* THE TASK *
Transcribe the material verbatim in full; the pictures do not belong in the copy.

== EXERCISE INPUT ==

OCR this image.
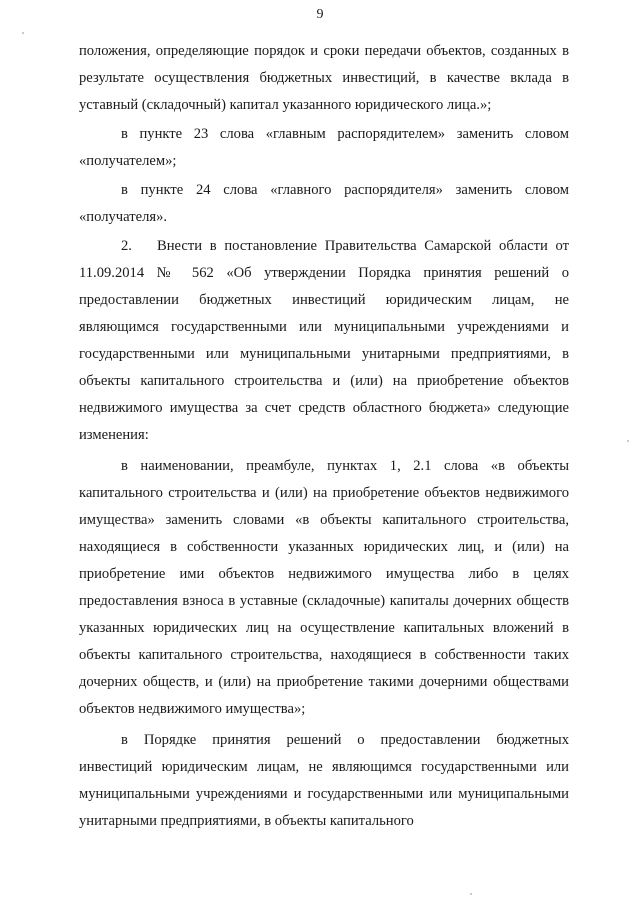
9

положения, определяющие порядок и сроки передачи объектов, созданных в результате осуществления бюджетных инвестиций, в качестве вклада в уставный (складочный) капитал указанного юридического лица.»;

в пункте 23 слова «главным распорядителем» заменить словом «получателем»;

в пункте 24 слова «главного распорядителя» заменить словом «получателя».

2. Внести в постановление Правительства Самарской области от 11.09.2014 № 562 «Об утверждении Порядка принятия решений о предоставлении бюджетных инвестиций юридическим лицам, не являющимся государственными или муниципальными учреждениями и государственными или муниципальными унитарными предприятиями, в объекты капитального строительства и (или) на приобретение объектов недвижимого имущества за счет средств областного бюджета» следующие изменения:

в наименовании, преамбуле, пунктах 1, 2.1 слова «в объекты капитального строительства и (или) на приобретение объектов недвижимого имущества» заменить словами «в объекты капитального строительства, находящиеся в собственности указанных юридических лиц, и (или) на приобретение ими объектов недвижимого имущества либо в целях предоставления взноса в уставные (складочные) капиталы дочерних обществ указанных юридических лиц на осуществление капитальных вложений в объекты капитального строительства, находящиеся в собственности таких дочерних обществ, и (или) на приобретение такими дочерними обществами объектов недвижимого имущества»;

в Порядке принятия решений о предоставлении бюджетных инвестиций юридическим лицам, не являющимся государственными или муниципальными учреждениями и государственными или муниципальными унитарными предприятиями, в объекты капитального
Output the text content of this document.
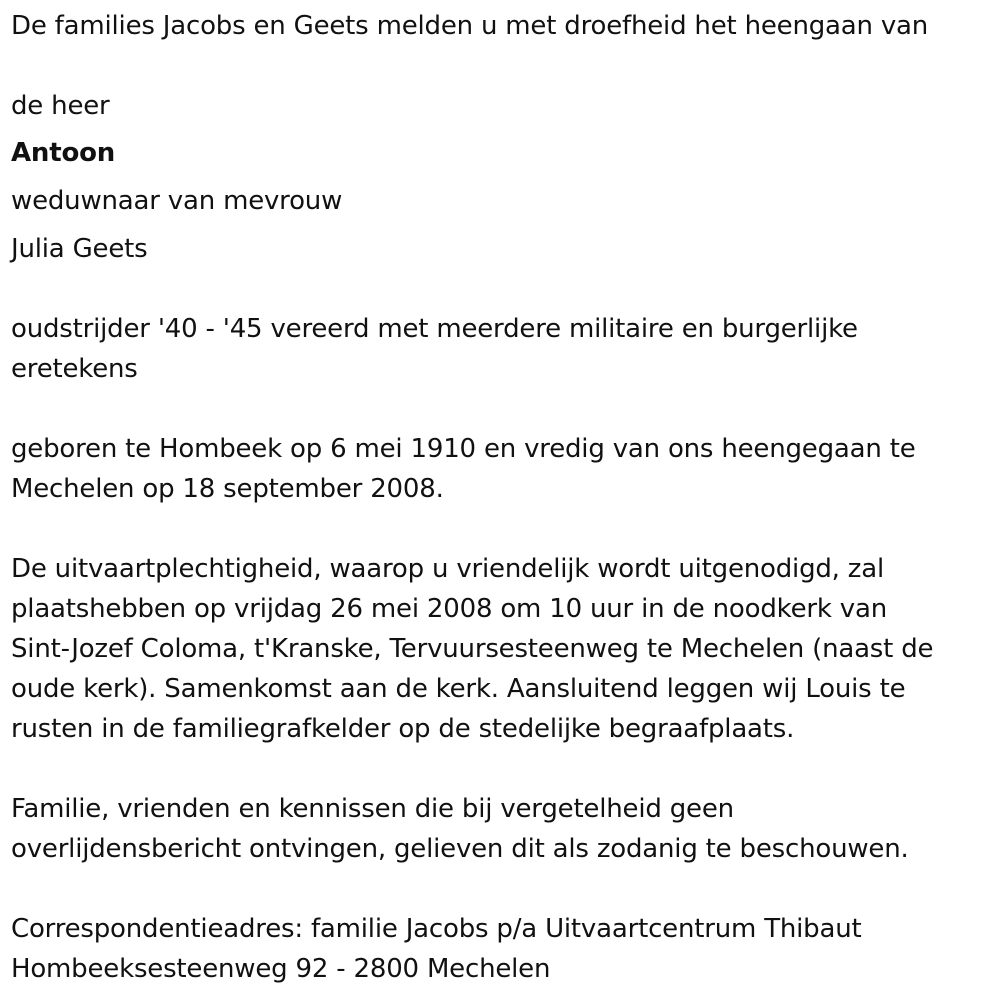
De families Jacobs en Geets melden u met droefheid het heengaan van
de heer
Antoon
weduwnaar van mevrouw
Julia Geets
oudstrijder '40 - '45 vereerd met meerdere militaire en burgerlijke
eretekens
geboren te Hombeek op 6 mei 1910 en vredig van ons heengegaan te
Mechelen op 18 september 2008.
De uitvaartplechtigheid, waarop u vriendelijk wordt uitgenodigd, zal
plaatshebben op vrijdag 26 mei 2008 om 10 uur in de noodkerk van
Sint-Jozef Coloma, t'Kranske, Tervuursesteenweg te Mechelen (naast de
oude kerk). Samenkomst aan de kerk. Aansluitend leggen wij Louis te
rusten in de familiegrafkelder op de stedelijke begraafplaats.
Familie, vrienden en kennissen die bij vergetelheid geen
overlijdensbericht ontvingen, gelieven dit als zodanig te beschouwen.
Correspondentieadres: familie Jacobs p/a Uitvaartcentrum Thibaut
Hombeeksesteenweg 92 - 2800 Mechelen
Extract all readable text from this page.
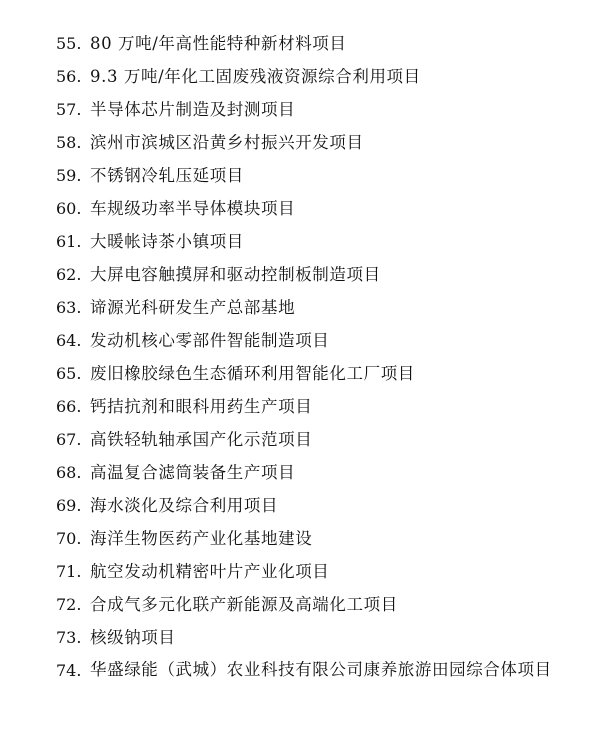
55. 80 万吨/年高性能特种新材料项目
56. 9.3 万吨/年化工固废残液资源综合利用项目
57. 半导体芯片制造及封测项目
58. 滨州市滨城区沿黄乡村振兴开发项目
59. 不锈钢冷轧压延项目
60. 车规级功率半导体模块项目
61. 大暖帐诗茶小镇项目
62. 大屏电容触摸屏和驱动控制板制造项目
63. 谛源光科研发生产总部基地
64. 发动机核心零部件智能制造项目
65. 废旧橡胶绿色生态循环利用智能化工厂项目
66. 钙拮抗剂和眼科用药生产项目
67. 高铁轻轨轴承国产化示范项目
68. 高温复合滤筒装备生产项目
69. 海水淡化及综合利用项目
70. 海洋生物医药产业化基地建设
71. 航空发动机精密叶片产业化项目
72. 合成气多元化联产新能源及高端化工项目
73. 核级钠项目
74. 华盛绿能（武城）农业科技有限公司康养旅游田园综合体项目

===

* RESULT OF THE TASK *
OCR this image.
9

положения, определяющие порядок и сроки передачи объектов, созданных в результате осуществления бюджетных инвестиций, в качестве вклада в уставный (складочный) капитал указанного юридического лица.»;

в пункте 23 слова «главным распорядителем» заменить словом «получателем»;

в пункте 24 слова «главного распорядителя» заменить словом «получателя».

2. Внести в постановление Правительства Самарской области от 11.09.2014 № 562 «Об утверждении Порядка принятия решений о предоставлении бюджетных инвестиций юридическим лицам, не являющимся государственными или муниципальными учреждениями и государственными или муниципальными унитарными предприятиями, в объекты капитального строительства и (или) на приобретение объектов недвижимого имущества за счет средств областного бюджета» следующие изменения:

в наименовании, преамбуле, пунктах 1, 2.1 слова «в объекты капитального строительства и (или) на приобретение объектов недвижимого имущества» заменить словами «в объекты капитального строительства, находящиеся в собственности указанных юридических лиц, и (или) на приобретение ими объектов недвижимого имущества либо в целях предоставления взноса в уставные (складочные) капиталы дочерних обществ указанных юридических лиц на осуществление капитальных вложений в объекты капитального строительства, находящиеся в собственности таких дочерних обществ, и (или) на приобретение такими дочерними обществами объектов недвижимого имущества»;

в Порядке принятия решений о предоставлении бюджетных инвестиций юридическим лицам, не являющимся государственными или муниципальными учреждениями и государственными или муниципальными унитарными предприятиями, в объекты капитального
Output the text content of this document.
De families Jacobs en Geets melden u met droefheid het heengaan van
de heer
Antoon
weduwnaar van mevrouw
Julia Geets
oudstrijder '40 - '45 vereerd met meerdere militaire en burgerlijke
eretekens
geboren te Hombeek op 6 mei 1910 en vredig van ons heengegaan te
Mechelen op 18 september 2008.
De uitvaartplechtigheid, waarop u vriendelijk wordt uitgenodigd, zal
plaatshebben op vrijdag 26 mei 2008 om 10 uur in de noodkerk van
Sint-Jozef Coloma, t'Kranske, Tervuursesteenweg te Mechelen (naast de
oude kerk). Samenkomst aan de kerk. Aansluitend leggen wij Louis te
rusten in de familiegrafkelder op de stedelijke begraafplaats.
Familie, vrienden en kennissen die bij vergetelheid geen
overlijdensbericht ontvingen, gelieven dit als zodanig te beschouwen.
Correspondentieadres: familie Jacobs p/a Uitvaartcentrum Thibaut
Hombeeksesteenweg 92 - 2800 Mechelen
Extract all readable text from this page.
55. 80 万吨/年高性能特种新材料项目
56. 9.3 万吨/年化工固废残液资源综合利用项目
57. 半导体芯片制造及封测项目
58. 滨州市滨城区沿黄乡村振兴开发项目
59. 不锈钢冷轧压延项目
60. 车规级功率半导体模块项目
61. 大暖帐诗茶小镇项目
62. 大屏电容触摸屏和驱动控制板制造项目
63. 谛源光科研发生产总部基地
64. 发动机核心零部件智能制造项目
65. 废旧橡胶绿色生态循环利用智能化工厂项目
66. 钙拮抗剂和眼科用药生产项目
67. 高铁轻轨轴承国产化示范项目
68. 高温复合滤筒装备生产项目
69. 海水淡化及综合利用项目
70. 海洋生物医药产业化基地建设
71. 航空发动机精密叶片产业化项目
72. 合成气多元化联产新能源及高端化工项目
73. 核级钠项目
74. 华盛绿能（武城）农业科技有限公司康养旅游田园综合体项目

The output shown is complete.